Across the material below, how many lines contain the word "Latitude"? Give only the number.

— Start —

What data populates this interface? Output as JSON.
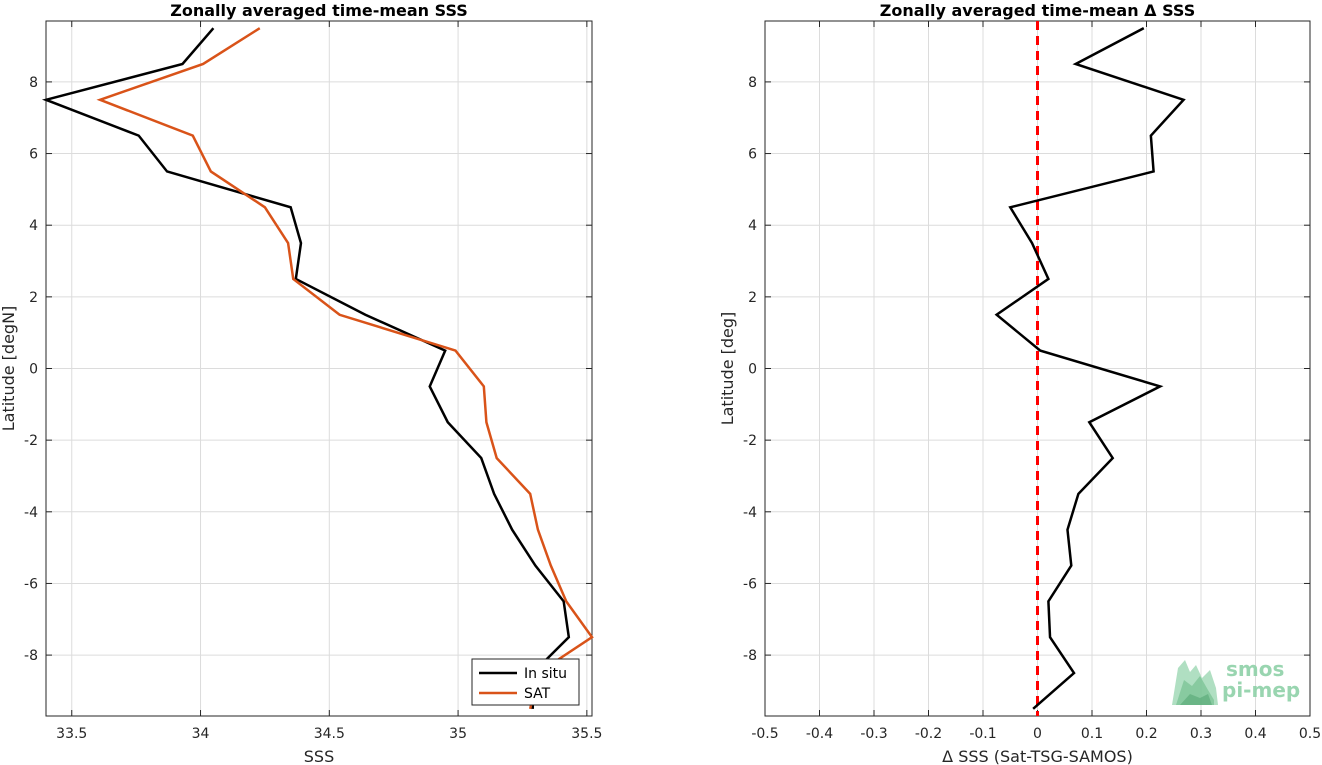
{
  "chart_data": [
    {
      "type": "line",
      "title": "Zonally averaged time-mean SSS",
      "xlabel": "SSS",
      "ylabel": "Latitude [degN]",
      "xlim": [
        33.4,
        35.52
      ],
      "ylim": [
        -9.7,
        9.7
      ],
      "x_ticks": [
        33.5,
        34,
        34.5,
        35,
        35.5
      ],
      "x_tick_labels": [
        "33.5",
        "34",
        "34.5",
        "35",
        "35.5"
      ],
      "y_ticks": [
        -8,
        -6,
        -4,
        -2,
        0,
        2,
        4,
        6,
        8
      ],
      "y_tick_labels": [
        "-8",
        "-6",
        "-4",
        "-2",
        "0",
        "2",
        "4",
        "6",
        "8"
      ],
      "grid": true,
      "legend": {
        "position": "bottom-right",
        "entries": [
          "In situ",
          "SAT"
        ]
      },
      "series": [
        {
          "name": "In situ",
          "color": "#000000",
          "points": [
            {
              "x": 34.05,
              "y": 9.5
            },
            {
              "x": 33.93,
              "y": 8.5
            },
            {
              "x": 33.4,
              "y": 7.5
            },
            {
              "x": 33.76,
              "y": 6.5
            },
            {
              "x": 33.87,
              "y": 5.5
            },
            {
              "x": 34.35,
              "y": 4.5
            },
            {
              "x": 34.39,
              "y": 3.5
            },
            {
              "x": 34.37,
              "y": 2.5
            },
            {
              "x": 34.64,
              "y": 1.5
            },
            {
              "x": 34.95,
              "y": 0.5
            },
            {
              "x": 34.89,
              "y": -0.5
            },
            {
              "x": 34.96,
              "y": -1.5
            },
            {
              "x": 35.09,
              "y": -2.5
            },
            {
              "x": 35.14,
              "y": -3.5
            },
            {
              "x": 35.21,
              "y": -4.5
            },
            {
              "x": 35.3,
              "y": -5.5
            },
            {
              "x": 35.41,
              "y": -6.5
            },
            {
              "x": 35.43,
              "y": -7.5
            },
            {
              "x": 35.29,
              "y": -8.5
            },
            {
              "x": 35.29,
              "y": -9.5
            }
          ]
        },
        {
          "name": "SAT",
          "color": "#d95319",
          "points": [
            {
              "x": 34.23,
              "y": 9.5
            },
            {
              "x": 34.01,
              "y": 8.5
            },
            {
              "x": 33.61,
              "y": 7.5
            },
            {
              "x": 33.97,
              "y": 6.5
            },
            {
              "x": 34.04,
              "y": 5.5
            },
            {
              "x": 34.25,
              "y": 4.5
            },
            {
              "x": 34.34,
              "y": 3.5
            },
            {
              "x": 34.36,
              "y": 2.5
            },
            {
              "x": 34.54,
              "y": 1.5
            },
            {
              "x": 34.99,
              "y": 0.5
            },
            {
              "x": 35.1,
              "y": -0.5
            },
            {
              "x": 35.11,
              "y": -1.5
            },
            {
              "x": 35.15,
              "y": -2.5
            },
            {
              "x": 35.28,
              "y": -3.5
            },
            {
              "x": 35.31,
              "y": -4.5
            },
            {
              "x": 35.36,
              "y": -5.5
            },
            {
              "x": 35.42,
              "y": -6.5
            },
            {
              "x": 35.52,
              "y": -7.5
            },
            {
              "x": 35.31,
              "y": -8.5
            },
            {
              "x": 35.28,
              "y": -9.5
            }
          ]
        }
      ]
    },
    {
      "type": "line",
      "title": "Zonally averaged time-mean Δ SSS",
      "xlabel": "Δ SSS (Sat-TSG-SAMOS)",
      "ylabel": "Latitude [deg]",
      "xlim": [
        -0.5,
        0.5
      ],
      "ylim": [
        -9.7,
        9.7
      ],
      "x_ticks": [
        -0.5,
        -0.4,
        -0.3,
        -0.2,
        -0.1,
        0,
        0.1,
        0.2,
        0.3,
        0.4,
        0.5
      ],
      "x_tick_labels": [
        "-0.5",
        "-0.4",
        "-0.3",
        "-0.2",
        "-0.1",
        "0",
        "0.1",
        "0.2",
        "0.3",
        "0.4",
        "0.5"
      ],
      "y_ticks": [
        -8,
        -6,
        -4,
        -2,
        0,
        2,
        4,
        6,
        8
      ],
      "y_tick_labels": [
        "-8",
        "-6",
        "-4",
        "-2",
        "0",
        "2",
        "4",
        "6",
        "8"
      ],
      "grid": true,
      "reference_line": {
        "x": 0,
        "color": "#ff0000",
        "style": "dashed"
      },
      "series": [
        {
          "color": "#000000",
          "points": [
            {
              "x": 0.195,
              "y": 9.5
            },
            {
              "x": 0.07,
              "y": 8.5
            },
            {
              "x": 0.268,
              "y": 7.5
            },
            {
              "x": 0.208,
              "y": 6.5
            },
            {
              "x": 0.213,
              "y": 5.5
            },
            {
              "x": -0.05,
              "y": 4.5
            },
            {
              "x": -0.01,
              "y": 3.5
            },
            {
              "x": 0.02,
              "y": 2.5
            },
            {
              "x": -0.075,
              "y": 1.5
            },
            {
              "x": 0.005,
              "y": 0.5
            },
            {
              "x": 0.225,
              "y": -0.5
            },
            {
              "x": 0.095,
              "y": -1.5
            },
            {
              "x": 0.138,
              "y": -2.5
            },
            {
              "x": 0.075,
              "y": -3.5
            },
            {
              "x": 0.055,
              "y": -4.5
            },
            {
              "x": 0.062,
              "y": -5.5
            },
            {
              "x": 0.02,
              "y": -6.5
            },
            {
              "x": 0.023,
              "y": -7.5
            },
            {
              "x": 0.067,
              "y": -8.5
            },
            {
              "x": -0.008,
              "y": -9.5
            }
          ]
        }
      ]
    }
  ],
  "logo": {
    "line1": "smos",
    "line2": "pi-mep",
    "color": "#8fd1a8"
  }
}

— End —

_REPLY TO THE EXERCISE_.
2